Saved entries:
---+---
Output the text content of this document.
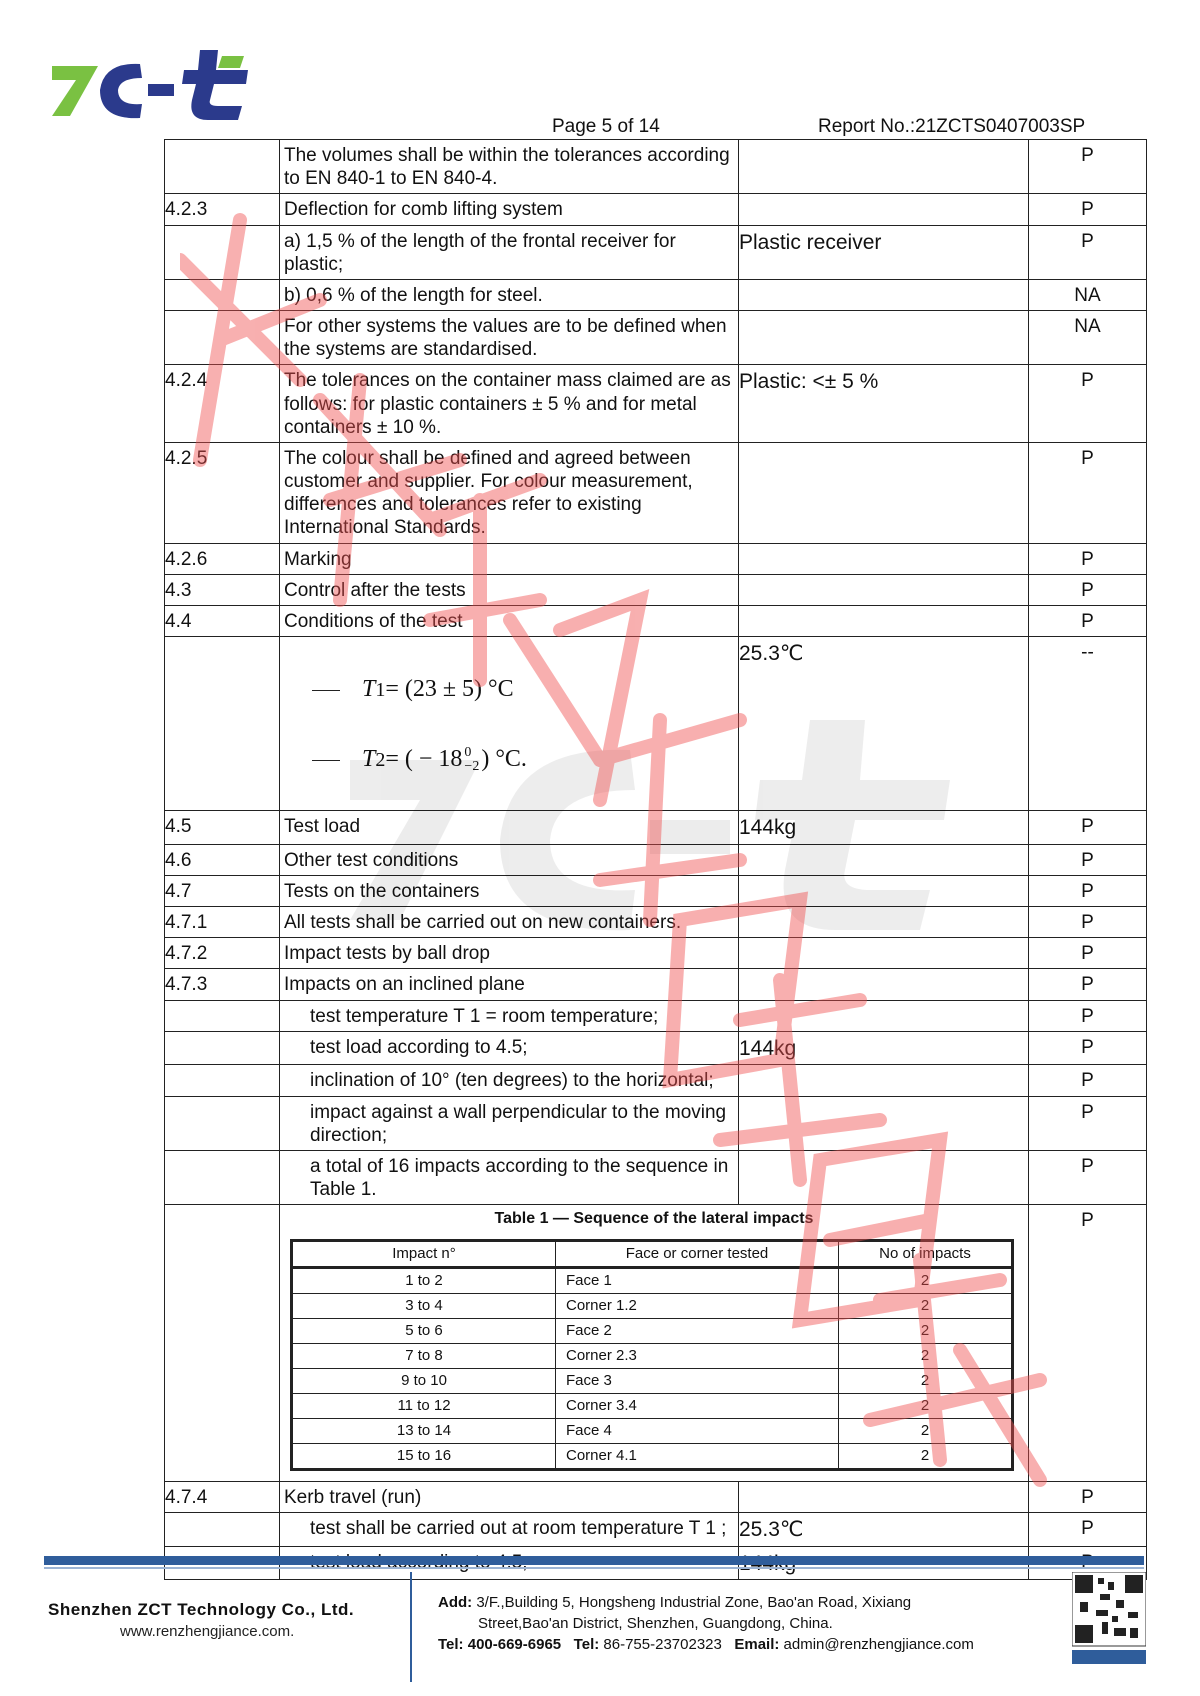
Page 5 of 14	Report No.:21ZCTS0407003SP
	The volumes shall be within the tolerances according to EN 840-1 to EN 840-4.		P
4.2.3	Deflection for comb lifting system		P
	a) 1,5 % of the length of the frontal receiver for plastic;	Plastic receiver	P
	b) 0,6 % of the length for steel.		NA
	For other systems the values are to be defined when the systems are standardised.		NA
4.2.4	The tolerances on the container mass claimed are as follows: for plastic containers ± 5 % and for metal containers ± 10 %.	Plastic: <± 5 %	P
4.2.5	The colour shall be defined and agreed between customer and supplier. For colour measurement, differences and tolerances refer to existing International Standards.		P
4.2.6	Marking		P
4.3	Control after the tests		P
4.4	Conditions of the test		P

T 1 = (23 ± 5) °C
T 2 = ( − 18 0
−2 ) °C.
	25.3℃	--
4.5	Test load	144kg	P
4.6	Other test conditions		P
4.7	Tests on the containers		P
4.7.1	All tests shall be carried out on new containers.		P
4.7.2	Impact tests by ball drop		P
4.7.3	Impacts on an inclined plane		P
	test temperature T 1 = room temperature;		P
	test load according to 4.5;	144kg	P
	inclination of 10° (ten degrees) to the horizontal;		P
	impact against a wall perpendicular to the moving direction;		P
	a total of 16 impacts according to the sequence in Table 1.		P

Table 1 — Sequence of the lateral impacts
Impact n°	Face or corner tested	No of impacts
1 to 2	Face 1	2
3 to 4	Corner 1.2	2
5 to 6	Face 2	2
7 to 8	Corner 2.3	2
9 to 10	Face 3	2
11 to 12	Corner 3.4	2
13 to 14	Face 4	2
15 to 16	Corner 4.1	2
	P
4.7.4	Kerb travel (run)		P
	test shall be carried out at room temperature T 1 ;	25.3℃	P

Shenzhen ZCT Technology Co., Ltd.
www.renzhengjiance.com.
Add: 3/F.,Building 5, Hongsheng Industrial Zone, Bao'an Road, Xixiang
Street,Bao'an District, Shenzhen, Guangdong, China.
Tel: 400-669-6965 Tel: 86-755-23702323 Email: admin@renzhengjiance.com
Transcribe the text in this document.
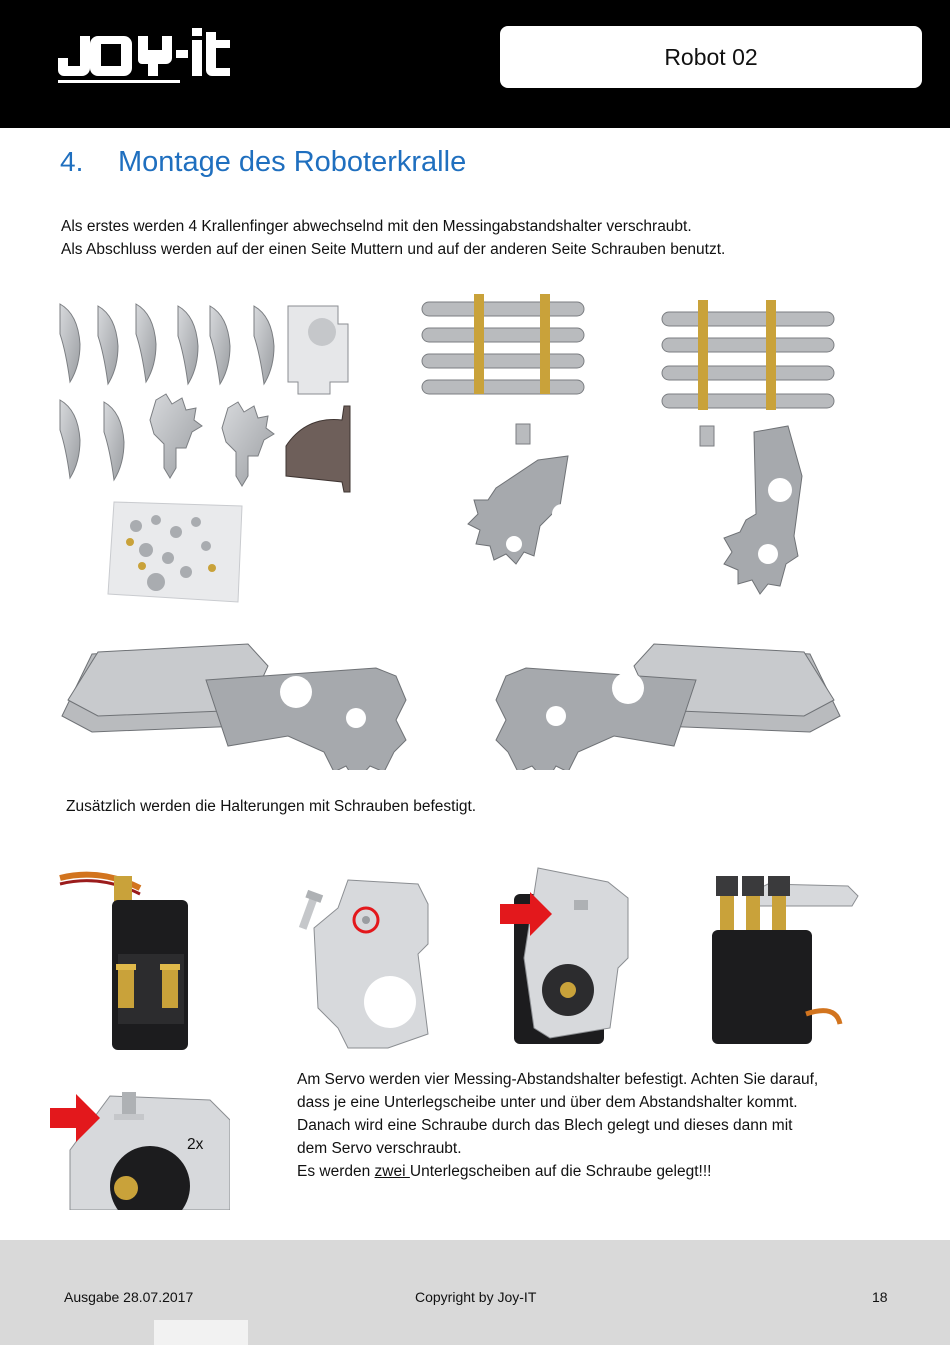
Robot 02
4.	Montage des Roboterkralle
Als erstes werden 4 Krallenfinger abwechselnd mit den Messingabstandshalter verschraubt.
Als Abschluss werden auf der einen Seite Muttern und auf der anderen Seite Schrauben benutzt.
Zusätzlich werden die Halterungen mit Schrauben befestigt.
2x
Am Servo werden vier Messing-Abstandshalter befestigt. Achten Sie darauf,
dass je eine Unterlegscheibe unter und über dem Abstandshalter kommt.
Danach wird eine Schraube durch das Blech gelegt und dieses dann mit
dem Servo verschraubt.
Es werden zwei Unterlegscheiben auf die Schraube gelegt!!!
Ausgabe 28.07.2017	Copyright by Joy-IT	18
---+---
● **OBJECTIVE**: Write out the listing above again, exactly, but with no pictures in the copy.

● **RIGHT ANSWER**:
Output the text content of this document.
Page 5 of 14	Report No.:21ZCTS0407003SP
	The volumes shall be within the tolerances according to EN 840-1 to EN 840-4.		P
4.2.3	Deflection for comb lifting system		P
	a) 1,5 % of the length of the frontal receiver for plastic;	Plastic receiver	P
	b) 0,6 % of the length for steel.		NA
	For other systems the values are to be defined when the systems are standardised.		NA
4.2.4	The tolerances on the container mass claimed are as follows: for plastic containers ± 5 % and for metal containers ± 10 %.	Plastic: <± 5 %	P
4.2.5	The colour shall be defined and agreed between customer and supplier. For colour measurement, differences and tolerances refer to existing International Standards.		P
4.2.6	Marking		P
4.3	Control after the tests		P
4.4	Conditions of the test		P

T 1 = (23 ± 5) °C
T 2 = ( − 18 0
−2 ) °C.
	25.3℃	--
4.5	Test load	144kg	P
4.6	Other test conditions		P
4.7	Tests on the containers		P
4.7.1	All tests shall be carried out on new containers.		P
4.7.2	Impact tests by ball drop		P
4.7.3	Impacts on an inclined plane		P
	test temperature T 1 = room temperature;		P
	test load according to 4.5;	144kg	P
	inclination of 10° (ten degrees) to the horizontal;		P
	impact against a wall perpendicular to the moving direction;		P
	a total of 16 impacts according to the sequence in Table 1.		P

Table 1 — Sequence of the lateral impacts
Impact n°	Face or corner tested	No of impacts
1 to 2	Face 1	2
3 to 4	Corner 1.2	2
5 to 6	Face 2	2
7 to 8	Corner 2.3	2
9 to 10	Face 3	2
11 to 12	Corner 3.4	2
13 to 14	Face 4	2
15 to 16	Corner 4.1	2
	P
4.7.4	Kerb travel (run)		P
	test shall be carried out at room temperature T 1 ;	25.3℃	P

Shenzhen ZCT Technology Co., Ltd.
www.renzhengjiance.com.
Add: 3/F.,Building 5, Hongsheng Industrial Zone, Bao'an Road, Xixiang
Street,Bao'an District, Shenzhen, Guangdong, China.
Tel: 400-669-6965 Tel: 86-755-23702323 Email: admin@renzhengjiance.com
Transcribe the text in this document.
Robot 02
4.	Montage des Roboterkralle
Als erstes werden 4 Krallenfinger abwechselnd mit den Messingabstandshalter verschraubt.
Als Abschluss werden auf der einen Seite Muttern und auf der anderen Seite Schrauben benutzt.
Zusätzlich werden die Halterungen mit Schrauben befestigt.
2x
Am Servo werden vier Messing-Abstandshalter befestigt. Achten Sie darauf,
dass je eine Unterlegscheibe unter und über dem Abstandshalter kommt.
Danach wird eine Schraube durch das Blech gelegt und dieses dann mit
dem Servo verschraubt.
Es werden zwei Unterlegscheiben auf die Schraube gelegt!!!
Ausgabe 28.07.2017	Copyright by Joy-IT	18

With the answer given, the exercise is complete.